- **What this task involves**
Return the lines beginning at the one that contains "Serialize everything readable" and running to the end of the records, exactly and with nothing else. Omit pictures.

- **Material shown**

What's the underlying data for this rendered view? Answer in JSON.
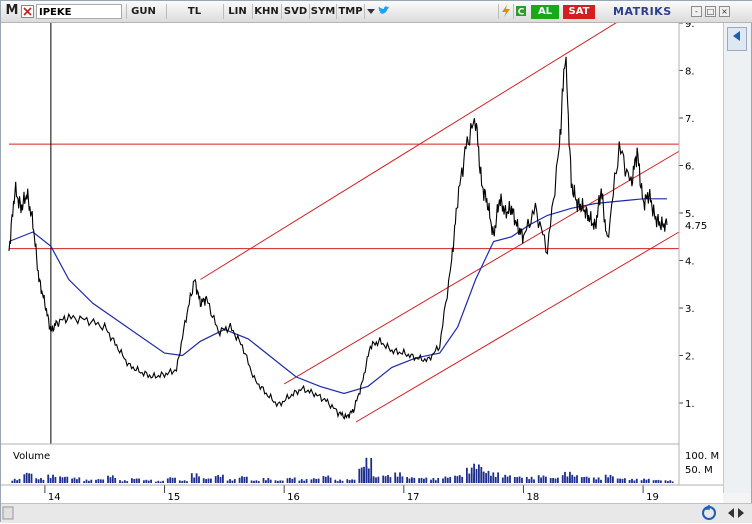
{
  "toolbar": {
    "logo": "M",
    "symbol": "IPEKE",
    "buttons": [
      "GUN",
      "TL",
      "LIN",
      "KHN",
      "SVD",
      "SYM",
      "TMP"
    ],
    "al_label": "AL",
    "sat_label": "SAT",
    "brand": "MATRIKS",
    "window_buttons": [
      "-",
      "□",
      "×"
    ]
  },
  "volume_panel": {
    "label": "Volume",
    "axis_labels": [
      "100. M",
      "50. M"
    ]
  },
  "colors": {
    "price_line": "#000000",
    "moving_average": "#1c2ba8",
    "channel_lines": "#d42020",
    "volume_bars": "#1c2f8e",
    "current_value_marker": "#000000"
  },
  "chart_data": {
    "type": "line",
    "symbol": "IPEKE",
    "current_value": "4.75",
    "y_ticks": [
      "9.",
      "8.",
      "7.",
      "6.",
      "5.",
      "4.",
      "3.",
      "2.",
      "1."
    ],
    "y_range": [
      0.2,
      9.0
    ],
    "x_ticks": [
      "14",
      "15",
      "16",
      "17",
      "18",
      "19"
    ],
    "x_range": [
      13.7,
      19.3
    ],
    "vertical_marker_x": 14.05,
    "horizontal_levels": [
      6.45,
      4.25
    ],
    "channel_lines": [
      {
        "x": [
          15.3,
          18.9
        ],
        "y": [
          3.6,
          9.2
        ]
      },
      {
        "x": [
          16.0,
          19.3
        ],
        "y": [
          1.4,
          6.3
        ]
      },
      {
        "x": [
          16.6,
          19.3
        ],
        "y": [
          0.6,
          4.6
        ]
      }
    ],
    "price_series": {
      "x": [
        13.7,
        13.75,
        13.8,
        13.85,
        13.9,
        13.95,
        14.0,
        14.05,
        14.1,
        14.2,
        14.35,
        14.5,
        14.6,
        14.7,
        14.8,
        14.9,
        15.0,
        15.1,
        15.18,
        15.25,
        15.3,
        15.35,
        15.45,
        15.55,
        15.65,
        15.75,
        15.85,
        15.95,
        16.05,
        16.15,
        16.25,
        16.35,
        16.45,
        16.52,
        16.58,
        16.65,
        16.72,
        16.8,
        16.9,
        17.0,
        17.1,
        17.2,
        17.3,
        17.4,
        17.45,
        17.52,
        17.6,
        17.65,
        17.7,
        17.75,
        17.8,
        17.85,
        17.9,
        17.95,
        18.0,
        18.1,
        18.2,
        18.3,
        18.35,
        18.4,
        18.45,
        18.5,
        18.55,
        18.6,
        18.65,
        18.7,
        18.8,
        18.9,
        18.95,
        19.0,
        19.05,
        19.1,
        19.15,
        19.2
      ],
      "y": [
        4.2,
        5.5,
        5.1,
        5.4,
        4.8,
        3.6,
        3.1,
        2.5,
        2.7,
        2.8,
        2.75,
        2.6,
        2.2,
        1.8,
        1.65,
        1.55,
        1.6,
        1.7,
        2.8,
        3.6,
        3.1,
        3.2,
        2.5,
        2.6,
        2.2,
        1.5,
        1.2,
        0.95,
        1.15,
        1.3,
        1.2,
        1.05,
        0.8,
        0.7,
        0.85,
        1.4,
        2.2,
        2.3,
        2.1,
        2.05,
        1.95,
        1.9,
        2.2,
        4.0,
        5.3,
        6.4,
        7.0,
        5.6,
        5.2,
        4.5,
        5.3,
        5.0,
        5.1,
        4.7,
        4.5,
        5.1,
        4.2,
        6.4,
        8.4,
        5.6,
        5.2,
        5.1,
        4.9,
        4.7,
        5.5,
        4.4,
        6.4,
        5.6,
        6.3,
        5.2,
        5.4,
        4.9,
        4.75,
        4.75
      ]
    },
    "moving_average": {
      "x": [
        13.7,
        13.9,
        14.05,
        14.2,
        14.4,
        14.6,
        14.8,
        15.0,
        15.15,
        15.3,
        15.5,
        15.7,
        15.9,
        16.1,
        16.3,
        16.5,
        16.7,
        16.9,
        17.1,
        17.3,
        17.45,
        17.6,
        17.75,
        17.9,
        18.05,
        18.2,
        18.4,
        18.6,
        18.8,
        19.0,
        19.2
      ],
      "y": [
        4.4,
        4.6,
        4.3,
        3.6,
        3.1,
        2.75,
        2.4,
        2.05,
        2.0,
        2.3,
        2.55,
        2.35,
        1.95,
        1.55,
        1.35,
        1.2,
        1.35,
        1.75,
        1.95,
        2.05,
        2.6,
        3.6,
        4.4,
        4.5,
        4.75,
        4.95,
        5.1,
        5.2,
        5.25,
        5.3,
        5.3
      ]
    },
    "volume": {
      "x": [
        13.72,
        13.82,
        13.92,
        14.02,
        14.12,
        14.22,
        14.32,
        14.42,
        14.52,
        14.62,
        14.72,
        14.82,
        14.92,
        15.02,
        15.12,
        15.22,
        15.32,
        15.42,
        15.52,
        15.62,
        15.72,
        15.82,
        15.92,
        16.02,
        16.12,
        16.22,
        16.32,
        16.42,
        16.52,
        16.62,
        16.66,
        16.72,
        16.82,
        16.92,
        17.02,
        17.12,
        17.22,
        17.32,
        17.42,
        17.52,
        17.58,
        17.64,
        17.72,
        17.82,
        17.92,
        18.02,
        18.12,
        18.22,
        18.32,
        18.38,
        18.48,
        18.58,
        18.68,
        18.78,
        18.88,
        18.98,
        19.08,
        19.18
      ],
      "values": [
        15,
        40,
        18,
        30,
        25,
        20,
        12,
        15,
        28,
        10,
        18,
        12,
        8,
        22,
        10,
        35,
        18,
        30,
        14,
        26,
        10,
        18,
        10,
        20,
        14,
        18,
        28,
        12,
        14,
        60,
        90,
        25,
        30,
        38,
        22,
        20,
        18,
        24,
        30,
        55,
        70,
        45,
        38,
        30,
        25,
        22,
        28,
        20,
        40,
        30,
        25,
        20,
        30,
        18,
        15,
        16,
        12,
        10
      ],
      "ylim": [
        0,
        100
      ]
    }
  }
}
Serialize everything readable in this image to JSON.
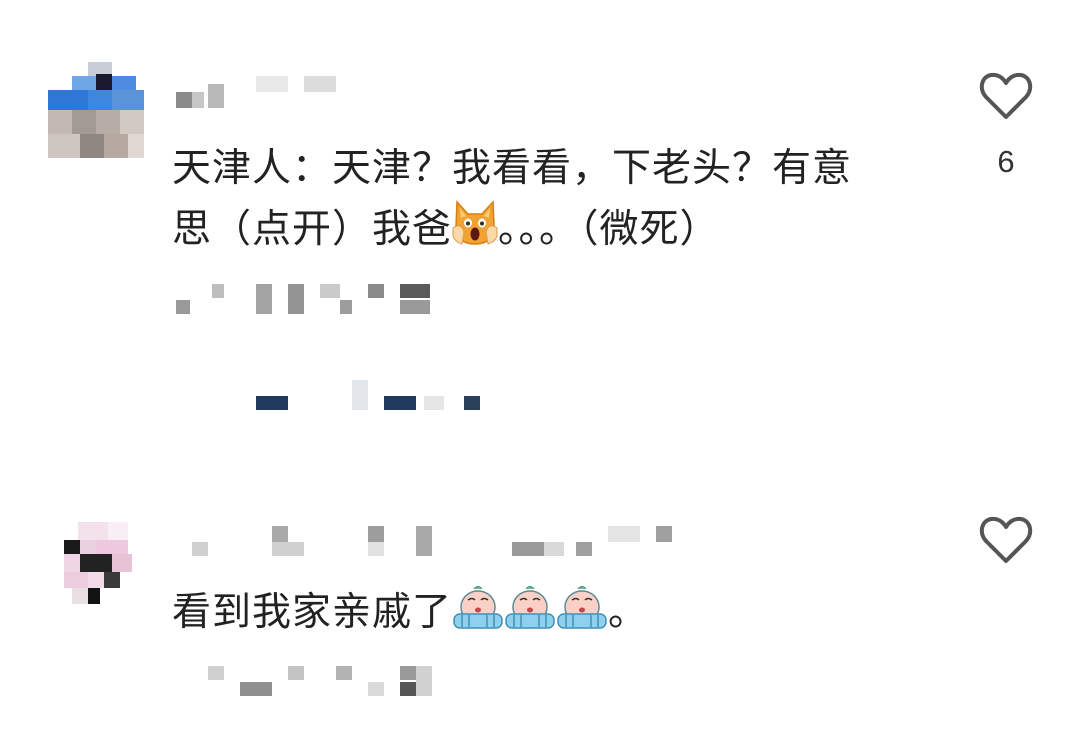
{
  "comments": [
    {
      "text_line1": "天津人：天津？我看看，下老头？有意",
      "text_line2_before_emoji": "思（点开）我爸",
      "text_line2_after_emoji": "。。。（微死）",
      "emoji": "screaming-cat-emoji",
      "like_count": "6"
    },
    {
      "text_before_emoji": "看到我家亲戚了",
      "text_after_emoji": "。",
      "emoji": "crying-face-emoji",
      "emoji_repeat": 3
    }
  ],
  "icons": {
    "like": "heart-outline-icon"
  },
  "colors": {
    "text": "#222222",
    "heart_stroke": "#555555",
    "blur_blue": "#1f3a5c"
  }
}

- **Task result**
Serialize everything readable in this image to JSON.
{
  "comments": [
    {
      "text_line1": "天津人：天津？我看看，下老头？有意",
      "text_line2_before_emoji": "思（点开）我爸",
      "text_line2_after_emoji": "。。。（微死）",
      "emoji": "screaming-cat-emoji",
      "like_count": "6"
    },
    {
      "text_before_emoji": "看到我家亲戚了",
      "text_after_emoji": "。",
      "emoji": "crying-face-emoji",
      "emoji_repeat": 3
    }
  ],
  "icons": {
    "like": "heart-outline-icon"
  },
  "colors": {
    "text": "#222222",
    "heart_stroke": "#555555",
    "blur_blue": "#1f3a5c"
  }
}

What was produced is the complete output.